> INSTRUCTION: Restate every entry word for word.
** BEGIN INFORMATION SUPPLIED **
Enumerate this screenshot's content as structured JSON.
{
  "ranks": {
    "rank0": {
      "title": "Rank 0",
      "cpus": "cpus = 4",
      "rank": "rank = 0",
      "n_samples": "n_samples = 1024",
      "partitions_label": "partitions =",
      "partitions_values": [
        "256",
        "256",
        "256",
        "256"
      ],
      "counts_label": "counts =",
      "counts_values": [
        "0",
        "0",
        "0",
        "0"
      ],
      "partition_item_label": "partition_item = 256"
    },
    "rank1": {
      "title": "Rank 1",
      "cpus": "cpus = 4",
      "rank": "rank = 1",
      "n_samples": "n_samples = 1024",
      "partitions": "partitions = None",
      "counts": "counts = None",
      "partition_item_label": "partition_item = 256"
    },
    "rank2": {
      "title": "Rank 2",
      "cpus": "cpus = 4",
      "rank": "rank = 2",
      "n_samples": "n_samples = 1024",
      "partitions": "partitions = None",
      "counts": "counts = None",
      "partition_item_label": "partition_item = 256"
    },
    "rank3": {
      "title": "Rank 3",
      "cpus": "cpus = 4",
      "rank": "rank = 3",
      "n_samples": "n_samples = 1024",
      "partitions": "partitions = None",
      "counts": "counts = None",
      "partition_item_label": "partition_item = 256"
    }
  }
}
** END INFORMATION SUPPLIED **
> ANSWER TO THIS PROBLEM:
Enumerate this screenshot's content as structured JSON.
{
  "ranks": {
    "rank0": {
      "title": "Rank 0",
      "cpus": "cpus = 4",
      "rank": "rank = 0",
      "n_samples": "n_samples = 1024",
      "partitions_label": "partitions =",
      "partitions_values": [
        "256",
        "256",
        "256",
        "256"
      ],
      "counts_label": "counts =",
      "counts_values": [
        "0",
        "0",
        "0",
        "0"
      ],
      "partition_item_label": "partition_item = 256"
    },
    "rank1": {
      "title": "Rank 1",
      "cpus": "cpus = 4",
      "rank": "rank = 1",
      "n_samples": "n_samples = 1024",
      "partitions": "partitions = None",
      "counts": "counts = None",
      "partition_item_label": "partition_item = 256"
    },
    "rank2": {
      "title": "Rank 2",
      "cpus": "cpus = 4",
      "rank": "rank = 2",
      "n_samples": "n_samples = 1024",
      "partitions": "partitions = None",
      "counts": "counts = None",
      "partition_item_label": "partition_item = 256"
    },
    "rank3": {
      "title": "Rank 3",
      "cpus": "cpus = 4",
      "rank": "rank = 3",
      "n_samples": "n_samples = 1024",
      "partitions": "partitions = None",
      "counts": "counts = None",
      "partition_item_label": "partition_item = 256"
    }
  }
}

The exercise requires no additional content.